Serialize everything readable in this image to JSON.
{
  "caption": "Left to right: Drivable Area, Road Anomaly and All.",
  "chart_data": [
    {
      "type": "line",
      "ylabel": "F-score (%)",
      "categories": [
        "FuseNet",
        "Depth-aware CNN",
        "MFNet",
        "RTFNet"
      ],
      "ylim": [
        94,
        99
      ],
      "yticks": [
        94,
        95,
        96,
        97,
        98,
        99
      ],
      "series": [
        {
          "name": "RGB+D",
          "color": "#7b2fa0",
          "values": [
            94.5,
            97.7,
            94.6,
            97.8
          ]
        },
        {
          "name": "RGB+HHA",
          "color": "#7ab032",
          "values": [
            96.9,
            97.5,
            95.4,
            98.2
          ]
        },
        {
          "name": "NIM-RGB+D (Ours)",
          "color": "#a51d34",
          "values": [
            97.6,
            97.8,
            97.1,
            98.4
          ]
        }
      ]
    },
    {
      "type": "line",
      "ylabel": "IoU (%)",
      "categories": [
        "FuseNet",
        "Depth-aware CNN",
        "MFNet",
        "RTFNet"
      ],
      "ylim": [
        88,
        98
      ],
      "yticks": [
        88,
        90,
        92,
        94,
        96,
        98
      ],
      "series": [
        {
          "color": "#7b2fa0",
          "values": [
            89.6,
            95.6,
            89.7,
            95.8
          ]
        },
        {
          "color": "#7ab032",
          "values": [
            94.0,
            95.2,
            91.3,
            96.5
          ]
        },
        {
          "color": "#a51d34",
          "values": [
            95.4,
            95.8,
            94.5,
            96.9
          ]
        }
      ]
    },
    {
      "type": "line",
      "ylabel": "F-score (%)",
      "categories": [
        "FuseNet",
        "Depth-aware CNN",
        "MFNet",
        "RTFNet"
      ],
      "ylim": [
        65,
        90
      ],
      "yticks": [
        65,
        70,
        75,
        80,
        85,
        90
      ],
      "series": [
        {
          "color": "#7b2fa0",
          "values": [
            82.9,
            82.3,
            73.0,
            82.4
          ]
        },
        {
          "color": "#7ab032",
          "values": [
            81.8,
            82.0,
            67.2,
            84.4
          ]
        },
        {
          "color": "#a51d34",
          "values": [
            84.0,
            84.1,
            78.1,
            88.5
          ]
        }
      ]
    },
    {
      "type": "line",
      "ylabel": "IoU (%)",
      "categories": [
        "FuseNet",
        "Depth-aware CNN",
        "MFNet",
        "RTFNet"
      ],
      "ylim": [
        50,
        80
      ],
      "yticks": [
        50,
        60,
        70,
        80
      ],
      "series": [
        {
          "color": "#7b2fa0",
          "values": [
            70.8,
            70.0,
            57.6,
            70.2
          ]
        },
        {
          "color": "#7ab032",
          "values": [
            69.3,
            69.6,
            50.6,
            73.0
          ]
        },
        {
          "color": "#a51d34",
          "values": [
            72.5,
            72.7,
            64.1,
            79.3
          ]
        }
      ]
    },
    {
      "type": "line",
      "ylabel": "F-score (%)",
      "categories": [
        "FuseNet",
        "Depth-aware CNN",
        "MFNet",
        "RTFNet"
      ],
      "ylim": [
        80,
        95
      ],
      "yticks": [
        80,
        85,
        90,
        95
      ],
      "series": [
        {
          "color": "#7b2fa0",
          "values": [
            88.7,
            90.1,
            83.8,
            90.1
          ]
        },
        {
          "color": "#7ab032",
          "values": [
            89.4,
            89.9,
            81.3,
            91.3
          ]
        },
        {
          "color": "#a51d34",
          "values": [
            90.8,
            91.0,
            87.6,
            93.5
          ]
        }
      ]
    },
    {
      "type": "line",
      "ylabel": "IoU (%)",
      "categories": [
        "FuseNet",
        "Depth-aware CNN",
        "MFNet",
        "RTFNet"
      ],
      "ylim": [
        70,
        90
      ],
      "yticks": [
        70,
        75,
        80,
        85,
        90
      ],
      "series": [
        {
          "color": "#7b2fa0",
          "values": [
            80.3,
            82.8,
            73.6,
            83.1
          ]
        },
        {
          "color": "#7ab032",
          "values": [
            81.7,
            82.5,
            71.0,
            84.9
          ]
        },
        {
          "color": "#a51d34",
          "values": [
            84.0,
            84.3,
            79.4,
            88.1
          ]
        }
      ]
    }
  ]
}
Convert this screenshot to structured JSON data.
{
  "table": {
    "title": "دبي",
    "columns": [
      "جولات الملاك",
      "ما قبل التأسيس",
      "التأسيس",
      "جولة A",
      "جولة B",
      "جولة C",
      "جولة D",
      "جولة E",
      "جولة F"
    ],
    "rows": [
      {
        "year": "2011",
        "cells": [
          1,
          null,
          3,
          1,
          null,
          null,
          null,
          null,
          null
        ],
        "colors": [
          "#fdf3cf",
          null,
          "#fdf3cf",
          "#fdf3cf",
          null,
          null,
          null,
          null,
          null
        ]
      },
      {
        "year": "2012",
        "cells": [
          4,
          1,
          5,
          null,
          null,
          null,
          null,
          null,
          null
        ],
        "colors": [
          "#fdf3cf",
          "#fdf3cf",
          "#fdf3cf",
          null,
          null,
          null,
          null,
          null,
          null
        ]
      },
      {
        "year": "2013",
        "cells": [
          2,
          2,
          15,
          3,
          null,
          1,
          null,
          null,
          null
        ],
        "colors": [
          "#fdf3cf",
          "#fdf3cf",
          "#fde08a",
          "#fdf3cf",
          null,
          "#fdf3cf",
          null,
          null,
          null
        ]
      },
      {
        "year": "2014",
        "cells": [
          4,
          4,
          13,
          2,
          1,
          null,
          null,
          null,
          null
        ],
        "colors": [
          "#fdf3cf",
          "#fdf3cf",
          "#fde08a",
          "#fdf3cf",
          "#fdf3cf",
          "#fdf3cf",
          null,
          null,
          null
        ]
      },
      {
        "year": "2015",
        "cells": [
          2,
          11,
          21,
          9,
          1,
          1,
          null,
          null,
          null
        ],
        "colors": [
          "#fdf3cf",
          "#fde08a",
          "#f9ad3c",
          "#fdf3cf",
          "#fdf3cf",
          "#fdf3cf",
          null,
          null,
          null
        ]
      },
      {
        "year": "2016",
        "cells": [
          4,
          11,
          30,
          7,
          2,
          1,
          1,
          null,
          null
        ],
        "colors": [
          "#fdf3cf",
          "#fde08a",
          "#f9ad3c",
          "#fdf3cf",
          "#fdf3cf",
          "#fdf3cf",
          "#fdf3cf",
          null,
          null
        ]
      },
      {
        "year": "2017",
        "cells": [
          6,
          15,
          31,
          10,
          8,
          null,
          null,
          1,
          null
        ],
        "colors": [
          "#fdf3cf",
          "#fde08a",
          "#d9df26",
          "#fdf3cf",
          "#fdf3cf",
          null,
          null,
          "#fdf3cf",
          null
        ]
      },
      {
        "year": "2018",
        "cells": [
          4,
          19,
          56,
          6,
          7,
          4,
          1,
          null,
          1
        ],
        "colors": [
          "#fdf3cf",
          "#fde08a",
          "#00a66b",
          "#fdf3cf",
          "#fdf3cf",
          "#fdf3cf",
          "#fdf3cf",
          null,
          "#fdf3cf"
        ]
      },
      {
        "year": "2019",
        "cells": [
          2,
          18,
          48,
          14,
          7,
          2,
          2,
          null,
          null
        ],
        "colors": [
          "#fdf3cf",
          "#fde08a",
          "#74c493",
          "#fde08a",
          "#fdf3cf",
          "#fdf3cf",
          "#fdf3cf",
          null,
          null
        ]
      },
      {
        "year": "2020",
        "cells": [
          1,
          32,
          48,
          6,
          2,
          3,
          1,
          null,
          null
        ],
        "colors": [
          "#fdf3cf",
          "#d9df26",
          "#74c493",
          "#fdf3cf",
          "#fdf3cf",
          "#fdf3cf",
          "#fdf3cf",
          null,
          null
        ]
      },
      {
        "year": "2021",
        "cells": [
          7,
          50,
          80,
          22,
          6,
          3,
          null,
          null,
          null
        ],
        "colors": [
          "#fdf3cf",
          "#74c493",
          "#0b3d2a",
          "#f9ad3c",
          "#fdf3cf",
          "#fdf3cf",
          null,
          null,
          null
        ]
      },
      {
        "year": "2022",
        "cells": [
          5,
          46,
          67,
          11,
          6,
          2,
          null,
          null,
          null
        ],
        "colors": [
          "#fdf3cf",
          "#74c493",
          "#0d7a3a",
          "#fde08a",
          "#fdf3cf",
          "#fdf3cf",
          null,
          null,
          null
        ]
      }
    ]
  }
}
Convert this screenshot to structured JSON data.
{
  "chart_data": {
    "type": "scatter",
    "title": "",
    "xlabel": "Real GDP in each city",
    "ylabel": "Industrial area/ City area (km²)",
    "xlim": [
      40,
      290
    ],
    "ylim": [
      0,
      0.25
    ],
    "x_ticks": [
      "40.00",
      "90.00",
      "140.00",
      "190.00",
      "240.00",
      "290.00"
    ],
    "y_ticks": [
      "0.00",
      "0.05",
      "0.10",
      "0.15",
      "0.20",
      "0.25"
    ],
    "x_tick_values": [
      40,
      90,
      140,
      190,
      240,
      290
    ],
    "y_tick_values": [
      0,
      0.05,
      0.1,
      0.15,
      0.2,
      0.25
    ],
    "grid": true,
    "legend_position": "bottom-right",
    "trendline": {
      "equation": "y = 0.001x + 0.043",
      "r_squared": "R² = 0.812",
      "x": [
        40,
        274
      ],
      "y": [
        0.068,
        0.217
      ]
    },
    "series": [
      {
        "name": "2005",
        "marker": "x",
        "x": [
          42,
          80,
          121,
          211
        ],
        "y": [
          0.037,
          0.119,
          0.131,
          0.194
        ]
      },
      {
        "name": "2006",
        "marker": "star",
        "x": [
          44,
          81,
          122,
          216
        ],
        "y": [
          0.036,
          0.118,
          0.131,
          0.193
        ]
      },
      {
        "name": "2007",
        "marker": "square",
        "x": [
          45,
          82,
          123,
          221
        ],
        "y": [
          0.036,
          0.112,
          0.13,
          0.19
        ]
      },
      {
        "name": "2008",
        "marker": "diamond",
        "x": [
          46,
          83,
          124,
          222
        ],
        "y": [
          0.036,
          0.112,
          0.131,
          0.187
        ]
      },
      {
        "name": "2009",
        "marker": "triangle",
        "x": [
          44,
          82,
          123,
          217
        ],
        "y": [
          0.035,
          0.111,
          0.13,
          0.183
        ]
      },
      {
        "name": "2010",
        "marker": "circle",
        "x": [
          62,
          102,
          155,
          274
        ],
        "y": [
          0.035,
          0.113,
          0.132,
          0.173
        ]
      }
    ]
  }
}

★ ★ ★

* **Exercise description**:
Pick out the lines above that hold the string "right" and show them.

* **Result**:
  "caption": "Left to right: Drivable Area, Road Anomaly and All.",
    "legend_position": "bottom-right",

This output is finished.